To do =
Leave out any pictures and transcribe all other data below exactly.

Dataset records =

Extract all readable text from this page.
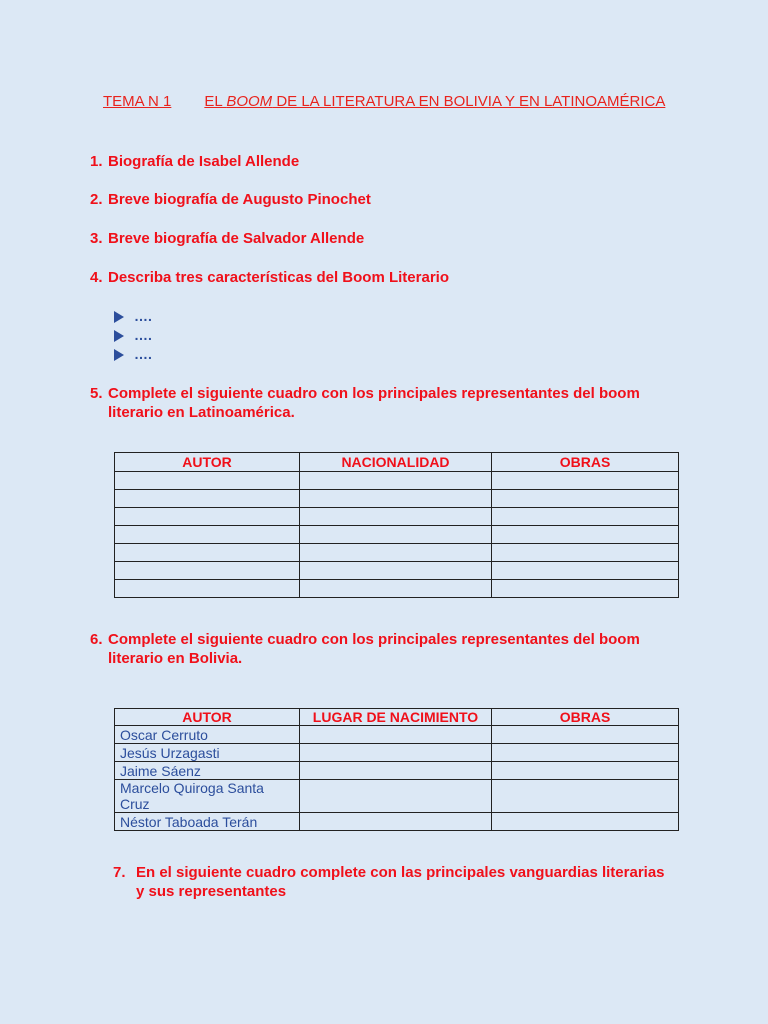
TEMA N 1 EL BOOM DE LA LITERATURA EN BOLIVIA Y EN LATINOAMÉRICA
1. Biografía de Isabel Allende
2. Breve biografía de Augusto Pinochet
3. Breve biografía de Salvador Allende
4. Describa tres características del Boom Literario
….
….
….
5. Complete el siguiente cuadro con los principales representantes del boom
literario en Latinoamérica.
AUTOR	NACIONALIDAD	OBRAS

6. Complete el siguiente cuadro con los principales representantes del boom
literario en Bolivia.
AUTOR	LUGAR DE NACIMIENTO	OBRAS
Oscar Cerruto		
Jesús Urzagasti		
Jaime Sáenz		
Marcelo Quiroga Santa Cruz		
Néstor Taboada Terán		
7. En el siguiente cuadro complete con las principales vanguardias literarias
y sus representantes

Task result =
Extract all readable text from this page.
TEMA N 1 EL BOOM DE LA LITERATURA EN BOLIVIA Y EN LATINOAMÉRICA
1. Biografía de Isabel Allende
2. Breve biografía de Augusto Pinochet
3. Breve biografía de Salvador Allende
4. Describa tres características del Boom Literario
….
….
….
5. Complete el siguiente cuadro con los principales representantes del boom
literario en Latinoamérica.
AUTOR	NACIONALIDAD	OBRAS

6. Complete el siguiente cuadro con los principales representantes del boom
literario en Bolivia.
AUTOR	LUGAR DE NACIMIENTO	OBRAS
Oscar Cerruto		
Jesús Urzagasti		
Jaime Sáenz		
Marcelo Quiroga Santa Cruz		
Néstor Taboada Terán		
7. En el siguiente cuadro complete con las principales vanguardias literarias
y sus representantes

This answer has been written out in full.